#### Zu erledigende Aufgaben:
1. Beantworte zum Auszug über die Straßennamen folgende Fragen:
(a) Wie hoch ist die Gesamtauflage der Bücher von Astrid Lindgren?
(b) Zu welchem Anlass bekam Anne Frank ein Tagebuch?
(c) In welches KZ wurde Anne Franks Familie deportiert?
2. Schreib einen Teil aus dem Auszug über die Straßennamen wortgetreu ab. Fang bei den Worten „Anne-Frank-Straße (*1929, †1945)“ an und hör nach „Sophie-von-Brabant-Straße (*1224, †1275)“ auf.
3. Fasse den Auszug über die Straßennamen in zwei Sätzen zusammen.

Astrid-Lindgren-Straße (*1907, †2002)
Die weltbekannte schwedische Schriftstellerin Astrid Lindgren verfasste Werke wie „Pippi Langstrumpf“, „Wir Kinder aus Bullerbü“ und „Michel aus Lönneberga“. Mit einer Gesamtauflage von ca. 165 Millionen Büchern zählt sie zu den bekanntesten Kinder- und Jugendautoren der Welt.
Anne-Frank-Straße (*1929, †1945)
Wie viele andere jüdische Familien auch wurden Anne Frank und ihre Familie während des Nationalsozialismus aufgrund ihres Glaubens verfolgt. Nachdem Anne zu ihrem 13. Geburtstag ein Tagebuch bekommen hatte, begann sie, ihre Gefühle und Erlebnisse der damaligen Zeit niederzuschreiben. Zu dieser Zeit waren Anne und ihre Familie bereits in die Niederlande geflohen und lebten in einem versteckten Hinterhaus in Amsterdam. Kurz vor Kriegsende wurde die Familien verhaftet und schließlich in das KZ Bergen-Belsen deportiert, wo Anne starb. Heute gilt das Tagebuch der Anne Frank als historisches Dokument aus der Zeit des Holocaust.
Sophie-von-Brabant-Straße (*1224, †1275)

#### Vorgegebene Daten:
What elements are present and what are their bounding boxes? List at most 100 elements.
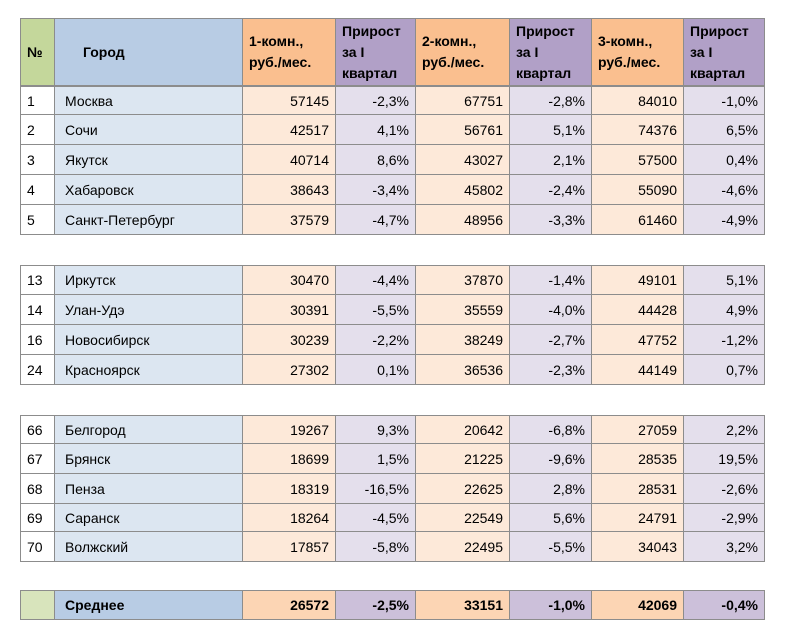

#### Richtige Lösungen:
1.
(a) Ca. 165 Millionen Bücher.
(b) Zu ihrem 13. Geburtstag.
(c) In das KZ Bergen-Belsen.

2.
Anne-Frank-Straße (*1929, †1945)
Wie viele andere jüdische Familien auch wurden Anne Frank und ihre Familie während des Nationalsozialismus aufgrund ihres Glaubens verfolgt. Nachdem Anne zu ihrem 13. Geburtstag ein Tagebuch bekommen hatte, begann sie, ihre Gefühle und Erlebnisse der damaligen Zeit niederzuschreiben. Zu dieser Zeit waren Anne und ihre Familie bereits in die Niederlande geflohen und lebten in einem versteckten Hinterhaus in Amsterdam. Kurz vor Kriegsende wurde die Familien verhaftet und schließlich in das KZ Bergen-Belsen deportiert, wo Anne starb. Heute gilt das Tagebuch der Anne Frank als historisches Dokument aus der Zeit des Holocaust.
Sophie-von-Brabant-Straße (*1224, †1275)

3. Die schwedische Schriftstellerin Astrid Lindgren schrieb Werke wie „Pippi Langstrumpf“ und zählt mit ca. 165 Millionen Büchern zu den bekanntesten Kinder- und Jugendautoren der Welt. Anne Frank, deren jüdische Familie im Nationalsozialismus verfolgt wurde, schrieb im Versteck in Amsterdam ein Tagebuch, das nach ihrem Tod im KZ Bergen-Belsen heute als historisches Dokument aus der Zeit des Holocaust gilt.